**Aim**:
Where a line contains the string "JSON", copy that line.

---- Listed records

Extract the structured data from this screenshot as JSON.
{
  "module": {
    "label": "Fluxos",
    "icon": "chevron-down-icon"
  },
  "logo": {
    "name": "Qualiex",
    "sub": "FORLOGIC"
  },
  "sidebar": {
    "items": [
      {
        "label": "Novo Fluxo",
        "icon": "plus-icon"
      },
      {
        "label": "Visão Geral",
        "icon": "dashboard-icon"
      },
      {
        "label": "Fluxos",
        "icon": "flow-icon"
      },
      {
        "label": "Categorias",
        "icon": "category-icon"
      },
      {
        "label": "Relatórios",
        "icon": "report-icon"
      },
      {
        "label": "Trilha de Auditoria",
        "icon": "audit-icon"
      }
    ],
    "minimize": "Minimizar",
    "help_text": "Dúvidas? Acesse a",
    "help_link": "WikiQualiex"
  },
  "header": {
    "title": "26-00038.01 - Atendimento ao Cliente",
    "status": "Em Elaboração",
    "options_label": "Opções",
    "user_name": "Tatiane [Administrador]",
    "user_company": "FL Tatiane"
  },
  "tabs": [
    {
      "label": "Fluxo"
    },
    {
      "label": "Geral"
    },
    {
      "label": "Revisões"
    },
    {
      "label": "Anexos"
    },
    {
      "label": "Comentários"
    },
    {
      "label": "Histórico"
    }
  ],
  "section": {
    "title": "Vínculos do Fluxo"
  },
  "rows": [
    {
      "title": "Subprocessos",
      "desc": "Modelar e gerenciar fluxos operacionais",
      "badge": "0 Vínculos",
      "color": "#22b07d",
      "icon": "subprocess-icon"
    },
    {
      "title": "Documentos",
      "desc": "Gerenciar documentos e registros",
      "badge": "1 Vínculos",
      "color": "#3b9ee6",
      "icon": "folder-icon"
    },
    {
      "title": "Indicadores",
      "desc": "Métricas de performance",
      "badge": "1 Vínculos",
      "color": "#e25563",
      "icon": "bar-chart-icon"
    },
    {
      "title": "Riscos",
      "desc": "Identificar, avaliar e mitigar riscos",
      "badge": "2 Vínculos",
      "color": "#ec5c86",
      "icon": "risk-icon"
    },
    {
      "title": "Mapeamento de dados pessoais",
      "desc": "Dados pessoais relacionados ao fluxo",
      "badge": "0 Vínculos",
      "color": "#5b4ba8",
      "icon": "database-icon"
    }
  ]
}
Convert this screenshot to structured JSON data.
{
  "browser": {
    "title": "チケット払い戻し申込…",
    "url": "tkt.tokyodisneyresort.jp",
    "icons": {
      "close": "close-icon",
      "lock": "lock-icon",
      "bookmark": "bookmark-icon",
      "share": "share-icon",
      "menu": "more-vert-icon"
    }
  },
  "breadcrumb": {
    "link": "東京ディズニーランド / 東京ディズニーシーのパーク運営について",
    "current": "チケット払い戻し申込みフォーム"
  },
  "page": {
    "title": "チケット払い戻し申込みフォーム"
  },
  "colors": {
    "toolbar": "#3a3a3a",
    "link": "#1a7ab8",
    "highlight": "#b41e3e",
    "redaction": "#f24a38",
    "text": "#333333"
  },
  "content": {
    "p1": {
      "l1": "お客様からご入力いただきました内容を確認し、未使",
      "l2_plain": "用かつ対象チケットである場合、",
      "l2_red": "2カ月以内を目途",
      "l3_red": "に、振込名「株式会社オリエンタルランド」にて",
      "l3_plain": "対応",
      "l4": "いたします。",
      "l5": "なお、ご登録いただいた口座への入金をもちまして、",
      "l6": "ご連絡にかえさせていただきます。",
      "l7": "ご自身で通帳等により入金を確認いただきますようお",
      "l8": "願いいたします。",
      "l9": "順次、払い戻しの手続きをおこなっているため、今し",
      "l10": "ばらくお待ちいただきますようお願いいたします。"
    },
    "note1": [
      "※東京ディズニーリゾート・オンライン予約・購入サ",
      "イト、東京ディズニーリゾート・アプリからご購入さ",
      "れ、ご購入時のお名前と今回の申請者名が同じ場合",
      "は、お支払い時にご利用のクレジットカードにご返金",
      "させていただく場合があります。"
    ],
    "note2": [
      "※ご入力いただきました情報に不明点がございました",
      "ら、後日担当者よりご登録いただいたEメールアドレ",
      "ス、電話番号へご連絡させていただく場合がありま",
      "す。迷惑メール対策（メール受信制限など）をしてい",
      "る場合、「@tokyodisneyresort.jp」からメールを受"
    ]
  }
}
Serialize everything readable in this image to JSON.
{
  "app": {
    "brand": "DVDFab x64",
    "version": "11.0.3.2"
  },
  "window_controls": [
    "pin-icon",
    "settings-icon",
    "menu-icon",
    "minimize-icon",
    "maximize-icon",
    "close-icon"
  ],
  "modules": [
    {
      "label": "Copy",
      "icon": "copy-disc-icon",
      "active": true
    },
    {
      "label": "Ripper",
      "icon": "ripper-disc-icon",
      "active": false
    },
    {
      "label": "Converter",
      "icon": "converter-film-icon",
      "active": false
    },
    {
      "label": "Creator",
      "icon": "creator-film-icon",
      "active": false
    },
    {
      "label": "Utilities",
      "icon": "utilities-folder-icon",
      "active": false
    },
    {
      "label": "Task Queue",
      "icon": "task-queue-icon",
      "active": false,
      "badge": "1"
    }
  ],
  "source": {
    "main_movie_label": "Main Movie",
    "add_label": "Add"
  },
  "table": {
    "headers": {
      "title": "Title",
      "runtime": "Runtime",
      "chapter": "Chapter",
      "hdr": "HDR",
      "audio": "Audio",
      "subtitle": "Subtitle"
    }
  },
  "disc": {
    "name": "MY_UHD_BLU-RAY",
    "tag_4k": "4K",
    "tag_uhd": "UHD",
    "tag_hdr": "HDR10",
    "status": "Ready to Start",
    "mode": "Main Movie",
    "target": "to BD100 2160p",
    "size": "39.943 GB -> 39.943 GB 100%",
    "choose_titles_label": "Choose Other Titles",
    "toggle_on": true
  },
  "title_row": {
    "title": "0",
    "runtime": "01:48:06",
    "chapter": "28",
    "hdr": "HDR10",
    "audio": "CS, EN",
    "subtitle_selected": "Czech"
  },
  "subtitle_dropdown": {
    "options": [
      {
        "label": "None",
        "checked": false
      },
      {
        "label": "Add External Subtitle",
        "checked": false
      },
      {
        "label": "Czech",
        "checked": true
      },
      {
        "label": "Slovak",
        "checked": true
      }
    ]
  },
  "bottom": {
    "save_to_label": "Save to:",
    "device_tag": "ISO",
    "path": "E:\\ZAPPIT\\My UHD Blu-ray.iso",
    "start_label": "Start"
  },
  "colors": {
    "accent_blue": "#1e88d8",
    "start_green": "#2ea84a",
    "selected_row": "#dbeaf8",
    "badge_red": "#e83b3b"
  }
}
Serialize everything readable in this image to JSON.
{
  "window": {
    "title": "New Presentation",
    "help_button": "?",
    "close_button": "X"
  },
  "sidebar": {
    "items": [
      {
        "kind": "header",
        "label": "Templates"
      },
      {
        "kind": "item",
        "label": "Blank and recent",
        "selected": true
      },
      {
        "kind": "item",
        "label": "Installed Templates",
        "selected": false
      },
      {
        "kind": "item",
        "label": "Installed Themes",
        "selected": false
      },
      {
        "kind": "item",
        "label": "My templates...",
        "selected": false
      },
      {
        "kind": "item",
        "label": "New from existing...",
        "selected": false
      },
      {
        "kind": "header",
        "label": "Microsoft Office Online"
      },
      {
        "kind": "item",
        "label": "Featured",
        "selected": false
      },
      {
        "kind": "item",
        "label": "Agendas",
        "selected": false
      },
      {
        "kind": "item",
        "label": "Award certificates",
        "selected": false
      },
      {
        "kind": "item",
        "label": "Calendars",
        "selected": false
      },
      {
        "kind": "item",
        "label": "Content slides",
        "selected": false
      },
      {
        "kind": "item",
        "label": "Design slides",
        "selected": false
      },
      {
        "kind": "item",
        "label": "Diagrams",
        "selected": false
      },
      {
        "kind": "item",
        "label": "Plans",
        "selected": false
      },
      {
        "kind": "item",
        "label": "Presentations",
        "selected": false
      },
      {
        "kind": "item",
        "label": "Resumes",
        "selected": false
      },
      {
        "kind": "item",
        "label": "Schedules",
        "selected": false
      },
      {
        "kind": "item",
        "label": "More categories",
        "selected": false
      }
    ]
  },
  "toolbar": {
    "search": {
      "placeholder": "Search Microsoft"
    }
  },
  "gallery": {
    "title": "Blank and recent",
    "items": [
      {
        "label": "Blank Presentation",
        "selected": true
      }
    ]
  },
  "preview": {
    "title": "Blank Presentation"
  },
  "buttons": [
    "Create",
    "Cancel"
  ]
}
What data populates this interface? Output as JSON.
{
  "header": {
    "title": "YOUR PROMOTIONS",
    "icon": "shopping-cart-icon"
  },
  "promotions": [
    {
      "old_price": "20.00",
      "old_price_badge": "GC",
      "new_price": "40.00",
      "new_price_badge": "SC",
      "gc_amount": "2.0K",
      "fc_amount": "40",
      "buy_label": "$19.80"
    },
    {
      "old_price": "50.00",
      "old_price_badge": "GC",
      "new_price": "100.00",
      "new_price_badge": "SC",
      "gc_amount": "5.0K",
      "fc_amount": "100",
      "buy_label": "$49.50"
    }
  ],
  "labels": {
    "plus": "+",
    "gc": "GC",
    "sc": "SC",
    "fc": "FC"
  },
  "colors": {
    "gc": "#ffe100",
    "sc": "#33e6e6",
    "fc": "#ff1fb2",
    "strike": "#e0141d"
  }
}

--------

**Final result**:
Extract the structured data from this screenshot as JSON.
Convert this screenshot to structured JSON data.
Serialize everything readable in this image to JSON.
Serialize everything readable in this image to JSON.
What data populates this interface? Output as JSON.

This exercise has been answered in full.